Objective
Determine the number of lines where "jawaban" occurs and reply with that number by itself.

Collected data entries
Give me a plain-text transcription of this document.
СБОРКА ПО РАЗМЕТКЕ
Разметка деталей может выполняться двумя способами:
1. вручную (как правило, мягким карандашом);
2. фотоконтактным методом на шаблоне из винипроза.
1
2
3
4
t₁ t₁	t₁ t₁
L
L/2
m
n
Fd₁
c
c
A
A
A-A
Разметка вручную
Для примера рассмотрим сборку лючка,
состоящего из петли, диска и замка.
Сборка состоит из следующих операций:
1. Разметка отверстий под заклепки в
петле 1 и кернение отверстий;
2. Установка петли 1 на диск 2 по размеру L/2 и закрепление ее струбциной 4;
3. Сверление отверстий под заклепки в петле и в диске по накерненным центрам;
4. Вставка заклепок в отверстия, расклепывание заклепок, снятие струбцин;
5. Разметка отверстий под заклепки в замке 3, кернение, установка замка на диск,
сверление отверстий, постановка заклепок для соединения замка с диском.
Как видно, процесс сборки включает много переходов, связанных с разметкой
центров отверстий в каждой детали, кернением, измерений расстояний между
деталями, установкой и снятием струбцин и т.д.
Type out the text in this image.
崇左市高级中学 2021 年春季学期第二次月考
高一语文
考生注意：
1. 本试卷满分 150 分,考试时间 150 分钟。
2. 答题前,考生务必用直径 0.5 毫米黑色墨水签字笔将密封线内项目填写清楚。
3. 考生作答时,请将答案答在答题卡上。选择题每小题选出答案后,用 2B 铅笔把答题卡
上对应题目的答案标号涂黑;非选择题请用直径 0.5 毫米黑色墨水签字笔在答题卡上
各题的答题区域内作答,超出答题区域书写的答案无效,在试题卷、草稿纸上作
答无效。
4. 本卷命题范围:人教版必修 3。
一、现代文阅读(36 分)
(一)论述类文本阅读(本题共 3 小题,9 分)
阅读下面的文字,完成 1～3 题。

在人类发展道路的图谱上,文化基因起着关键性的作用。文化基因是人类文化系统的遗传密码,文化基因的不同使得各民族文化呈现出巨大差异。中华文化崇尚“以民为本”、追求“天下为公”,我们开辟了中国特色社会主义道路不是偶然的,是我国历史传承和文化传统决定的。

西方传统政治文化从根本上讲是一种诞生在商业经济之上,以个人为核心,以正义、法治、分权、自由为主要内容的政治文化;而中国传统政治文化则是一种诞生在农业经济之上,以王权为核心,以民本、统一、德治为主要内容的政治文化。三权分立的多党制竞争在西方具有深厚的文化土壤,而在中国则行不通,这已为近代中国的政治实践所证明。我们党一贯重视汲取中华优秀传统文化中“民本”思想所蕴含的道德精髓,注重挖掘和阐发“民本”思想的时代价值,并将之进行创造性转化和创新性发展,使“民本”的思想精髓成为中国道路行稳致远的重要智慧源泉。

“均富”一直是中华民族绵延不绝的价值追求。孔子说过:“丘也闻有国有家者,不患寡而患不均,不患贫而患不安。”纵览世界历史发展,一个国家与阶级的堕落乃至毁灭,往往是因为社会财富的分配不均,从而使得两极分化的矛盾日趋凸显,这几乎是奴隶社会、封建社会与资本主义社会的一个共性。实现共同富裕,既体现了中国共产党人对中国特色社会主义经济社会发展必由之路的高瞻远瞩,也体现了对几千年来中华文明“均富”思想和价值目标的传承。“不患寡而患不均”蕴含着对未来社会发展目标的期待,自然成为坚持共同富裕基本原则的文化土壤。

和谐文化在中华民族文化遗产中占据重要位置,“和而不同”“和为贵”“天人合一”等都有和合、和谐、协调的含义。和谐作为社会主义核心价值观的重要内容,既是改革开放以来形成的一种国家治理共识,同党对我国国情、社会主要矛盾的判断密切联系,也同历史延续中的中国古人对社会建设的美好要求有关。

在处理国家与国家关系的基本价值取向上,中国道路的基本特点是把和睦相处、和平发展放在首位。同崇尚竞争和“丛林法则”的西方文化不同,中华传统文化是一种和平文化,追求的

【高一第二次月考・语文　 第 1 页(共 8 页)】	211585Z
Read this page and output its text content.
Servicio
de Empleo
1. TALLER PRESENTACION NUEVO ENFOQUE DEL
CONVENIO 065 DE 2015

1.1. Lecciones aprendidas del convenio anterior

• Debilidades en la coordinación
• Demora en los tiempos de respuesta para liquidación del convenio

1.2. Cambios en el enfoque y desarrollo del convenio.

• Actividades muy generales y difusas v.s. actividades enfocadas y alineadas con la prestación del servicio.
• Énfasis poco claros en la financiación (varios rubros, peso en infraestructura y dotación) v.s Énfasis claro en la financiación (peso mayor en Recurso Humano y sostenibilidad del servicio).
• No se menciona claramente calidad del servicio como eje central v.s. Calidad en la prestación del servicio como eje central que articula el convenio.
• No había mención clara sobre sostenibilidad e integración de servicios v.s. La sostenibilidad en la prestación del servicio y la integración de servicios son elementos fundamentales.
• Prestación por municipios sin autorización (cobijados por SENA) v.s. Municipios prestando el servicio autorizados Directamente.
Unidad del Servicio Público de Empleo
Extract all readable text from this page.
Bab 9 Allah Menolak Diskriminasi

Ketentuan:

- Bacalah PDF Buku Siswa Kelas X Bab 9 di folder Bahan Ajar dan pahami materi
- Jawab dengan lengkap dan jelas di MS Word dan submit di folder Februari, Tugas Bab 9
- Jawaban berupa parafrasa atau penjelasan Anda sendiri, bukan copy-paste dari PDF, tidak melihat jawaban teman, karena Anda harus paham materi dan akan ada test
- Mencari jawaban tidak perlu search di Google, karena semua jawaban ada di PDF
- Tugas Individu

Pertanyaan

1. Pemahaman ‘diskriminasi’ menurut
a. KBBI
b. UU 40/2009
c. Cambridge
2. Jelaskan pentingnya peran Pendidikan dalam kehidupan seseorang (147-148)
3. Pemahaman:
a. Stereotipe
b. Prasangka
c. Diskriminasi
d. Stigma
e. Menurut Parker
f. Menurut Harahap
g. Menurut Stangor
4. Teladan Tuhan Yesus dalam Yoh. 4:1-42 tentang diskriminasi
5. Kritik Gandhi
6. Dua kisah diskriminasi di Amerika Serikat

Answer to the task
2